(EXERCISE PROMPT) Continue the first-person piece below about living in Vancouver's Downtown Eastside and the three preferences it sets out, starting right after its last sentence.

(DOCUMENT EXCERPT)
Around eight years ago, having retired from a six-figure-salary job and asking myself, “What’s next?” I decided to run an experiment. I was 57 years old and wanted to see how bad things could get. I wanted to have a sense of it before I was too old to do something about it.
So I rented a room in Vancouver’s Downtown Eastside, what in former centuries we might have called Skid Row. Those around me were shocked and tried to change my mind. But I needed to know what would come of it.
Such a designation as “Skid Row” is misleading. In fact there are trees here, parks, clean streets, roads in good condition. Yes, I’m awakened at 4 in the morning by someone standing outside my window saying, “Naked sex. You know who this is,” etc. Well, that’s the mentionable part.
But I’ve never been harmed here or even challenged (except, perhaps, once). In fact I’ve quite enjoyed my time in this part of town and see it altogether differently than I did before.
Two days ago, I was sitting on a park bench and watching my neighbors. I wanted to fix a word to the behavior I was observing in one particular chap who looked like he was picking a fight. I said to myself: “Impulsive. Carousing. Selfish.”
I began to reflect on my projections of what I was seeing when all of a sudden I had a flash of insight. What I saw in that instant was so special to me that I began to shake.
If I were to say to God, “God, what do you want me to do?” what I saw was an answer to that. It was like a code or formula, an assignment or task I was to complete.
I’ve played with it ever since and the way I’d put it now seems to me the best encapsulation of it:
- Prefer tranquility to impulsiveness.
- Prefer the higher to the lower.
- Prefer selflessness to selfishness.
But it isn’t just the three of them alone that packed such a wallop. Taken together they have a strange complementarity that combines like spices in a cake to make the overall flavor appealing.
When one is tranquil, one awakens to reality. Tranquility allows me to see things as they are, as far as I can ever see. It maximizes discernment. Of course being tranquil with someone into drama will earn you a brick or two.

(DATASET ENTRIES)

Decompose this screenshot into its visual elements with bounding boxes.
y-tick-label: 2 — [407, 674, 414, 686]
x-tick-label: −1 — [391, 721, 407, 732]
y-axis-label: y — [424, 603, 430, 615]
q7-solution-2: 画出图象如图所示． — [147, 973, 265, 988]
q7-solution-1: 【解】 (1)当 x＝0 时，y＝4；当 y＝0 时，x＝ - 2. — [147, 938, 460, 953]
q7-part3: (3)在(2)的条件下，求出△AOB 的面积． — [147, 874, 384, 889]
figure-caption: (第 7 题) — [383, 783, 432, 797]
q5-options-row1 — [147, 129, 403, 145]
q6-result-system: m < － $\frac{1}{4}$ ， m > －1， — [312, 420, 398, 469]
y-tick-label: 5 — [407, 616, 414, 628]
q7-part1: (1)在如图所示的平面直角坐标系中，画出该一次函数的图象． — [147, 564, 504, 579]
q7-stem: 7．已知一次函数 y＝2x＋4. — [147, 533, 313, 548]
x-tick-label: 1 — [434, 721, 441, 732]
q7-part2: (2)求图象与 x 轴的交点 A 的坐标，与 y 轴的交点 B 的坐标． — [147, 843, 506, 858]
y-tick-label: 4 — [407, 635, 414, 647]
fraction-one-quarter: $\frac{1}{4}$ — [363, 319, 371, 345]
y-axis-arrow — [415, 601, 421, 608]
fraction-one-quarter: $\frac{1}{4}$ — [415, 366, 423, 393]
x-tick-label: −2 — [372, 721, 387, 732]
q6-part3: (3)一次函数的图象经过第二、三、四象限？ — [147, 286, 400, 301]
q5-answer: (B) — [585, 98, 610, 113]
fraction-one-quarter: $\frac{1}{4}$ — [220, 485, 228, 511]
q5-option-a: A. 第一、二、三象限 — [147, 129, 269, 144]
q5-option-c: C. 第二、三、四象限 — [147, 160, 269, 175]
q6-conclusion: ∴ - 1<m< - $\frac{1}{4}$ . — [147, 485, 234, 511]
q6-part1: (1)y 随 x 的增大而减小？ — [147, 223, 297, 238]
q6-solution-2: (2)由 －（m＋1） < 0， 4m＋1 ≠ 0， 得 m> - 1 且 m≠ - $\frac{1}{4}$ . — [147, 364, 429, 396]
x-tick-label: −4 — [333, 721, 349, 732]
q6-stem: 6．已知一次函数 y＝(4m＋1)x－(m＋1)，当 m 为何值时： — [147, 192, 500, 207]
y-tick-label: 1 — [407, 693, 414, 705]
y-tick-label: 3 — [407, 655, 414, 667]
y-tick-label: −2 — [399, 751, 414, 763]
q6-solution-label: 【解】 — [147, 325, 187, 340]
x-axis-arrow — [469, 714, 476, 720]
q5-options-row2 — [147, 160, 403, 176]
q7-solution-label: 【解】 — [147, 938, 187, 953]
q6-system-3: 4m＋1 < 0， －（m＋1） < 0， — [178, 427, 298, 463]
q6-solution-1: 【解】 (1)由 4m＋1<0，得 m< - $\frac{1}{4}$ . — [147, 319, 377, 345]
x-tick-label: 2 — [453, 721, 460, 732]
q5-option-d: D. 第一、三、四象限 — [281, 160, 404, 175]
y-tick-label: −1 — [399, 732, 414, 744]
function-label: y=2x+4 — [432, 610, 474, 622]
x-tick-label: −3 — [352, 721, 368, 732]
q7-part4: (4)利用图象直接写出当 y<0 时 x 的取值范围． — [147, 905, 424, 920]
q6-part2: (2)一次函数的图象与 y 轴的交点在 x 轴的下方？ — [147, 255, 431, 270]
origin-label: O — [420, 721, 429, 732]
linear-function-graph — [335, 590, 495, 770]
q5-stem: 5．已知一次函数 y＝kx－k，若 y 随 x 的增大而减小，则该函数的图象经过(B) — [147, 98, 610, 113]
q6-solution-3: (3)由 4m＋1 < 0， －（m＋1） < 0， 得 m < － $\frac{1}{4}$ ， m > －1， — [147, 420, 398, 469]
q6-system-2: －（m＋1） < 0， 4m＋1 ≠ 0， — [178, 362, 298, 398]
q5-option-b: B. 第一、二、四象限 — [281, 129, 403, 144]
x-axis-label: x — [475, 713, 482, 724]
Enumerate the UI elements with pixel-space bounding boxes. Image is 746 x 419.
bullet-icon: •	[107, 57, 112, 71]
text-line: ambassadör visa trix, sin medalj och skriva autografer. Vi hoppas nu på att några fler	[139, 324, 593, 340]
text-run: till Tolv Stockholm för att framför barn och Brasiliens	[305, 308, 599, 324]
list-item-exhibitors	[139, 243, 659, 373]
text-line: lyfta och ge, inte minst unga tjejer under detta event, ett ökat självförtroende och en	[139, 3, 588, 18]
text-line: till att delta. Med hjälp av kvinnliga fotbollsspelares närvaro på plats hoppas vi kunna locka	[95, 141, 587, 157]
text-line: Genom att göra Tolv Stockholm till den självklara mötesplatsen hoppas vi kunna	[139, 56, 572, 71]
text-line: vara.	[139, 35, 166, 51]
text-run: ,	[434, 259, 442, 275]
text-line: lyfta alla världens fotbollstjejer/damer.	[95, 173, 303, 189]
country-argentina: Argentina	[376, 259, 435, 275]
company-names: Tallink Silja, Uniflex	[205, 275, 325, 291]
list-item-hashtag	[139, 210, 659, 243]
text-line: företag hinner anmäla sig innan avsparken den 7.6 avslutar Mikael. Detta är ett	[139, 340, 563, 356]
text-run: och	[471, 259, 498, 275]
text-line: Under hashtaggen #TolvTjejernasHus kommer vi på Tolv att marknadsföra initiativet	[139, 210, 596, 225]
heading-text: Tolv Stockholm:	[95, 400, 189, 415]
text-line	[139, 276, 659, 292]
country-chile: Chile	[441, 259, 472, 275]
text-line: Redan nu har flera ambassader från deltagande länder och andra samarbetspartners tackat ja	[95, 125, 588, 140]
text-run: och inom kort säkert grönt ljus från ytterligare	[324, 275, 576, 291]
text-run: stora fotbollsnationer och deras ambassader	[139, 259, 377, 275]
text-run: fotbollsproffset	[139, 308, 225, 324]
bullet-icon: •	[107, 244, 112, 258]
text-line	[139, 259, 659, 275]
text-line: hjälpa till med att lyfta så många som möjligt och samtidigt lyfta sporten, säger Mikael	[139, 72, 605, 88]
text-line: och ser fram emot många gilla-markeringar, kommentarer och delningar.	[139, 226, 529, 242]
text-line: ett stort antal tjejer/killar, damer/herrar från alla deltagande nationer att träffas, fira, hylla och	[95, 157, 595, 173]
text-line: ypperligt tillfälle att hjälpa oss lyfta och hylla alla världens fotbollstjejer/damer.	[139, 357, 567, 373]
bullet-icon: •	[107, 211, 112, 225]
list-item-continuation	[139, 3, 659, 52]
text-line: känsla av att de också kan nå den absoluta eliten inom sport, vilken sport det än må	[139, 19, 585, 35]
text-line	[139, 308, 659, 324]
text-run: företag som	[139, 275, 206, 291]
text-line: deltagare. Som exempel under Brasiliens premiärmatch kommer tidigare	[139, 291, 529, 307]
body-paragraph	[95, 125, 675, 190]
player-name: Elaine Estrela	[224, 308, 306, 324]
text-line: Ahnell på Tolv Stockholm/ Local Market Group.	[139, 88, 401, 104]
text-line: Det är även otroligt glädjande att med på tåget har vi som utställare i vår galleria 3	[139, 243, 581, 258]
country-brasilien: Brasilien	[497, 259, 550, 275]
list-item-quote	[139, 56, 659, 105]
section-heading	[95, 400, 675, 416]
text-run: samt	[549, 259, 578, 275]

(ANSWER FOR THIS EXERCISE)
When one prefers the highest, one transcends the issue. One flies over top of it. Such a course of action saves me by guaranteeing that any choice I make will leave me in a better position than I was in before.
When one is selfless, one shrinks the major obstacle – the ego. Selflessness has to be appropriate. It would be inappropriate to allow someone to deal grossly unfairly with me. It would be inappropriate to starve myself to death … unless necessary.
I saw this as a prescription for a higher life:
The patient Beckow must be:
- Tranquil.
- Elevated.
- Selfless.
Take constantly, twenty-four hours a day, seven days a week, forever. – Dr. God.
Somehow this prescription so fit with me, so resonated that it left me shivering. It carried so much promise, I couldn’t stop thinking about it for the last two days, going over each part of it again and again.
Before I consider how to make the outer world work, I need to look at how to make my inner world work. (“Be the change you wish to see.”)
I have no idea whether this way of being, writ large, will make the world work, but I have the most distinct impression that it, if observed, would make my life work. It’s like a special-delivery letter with the formula for a life that works for me.
That’s it.
The rest is me being with it, getting each part of it and then experiencing its complementarity. Every time I even look at it, I find myself taking a deep breath and savoring it.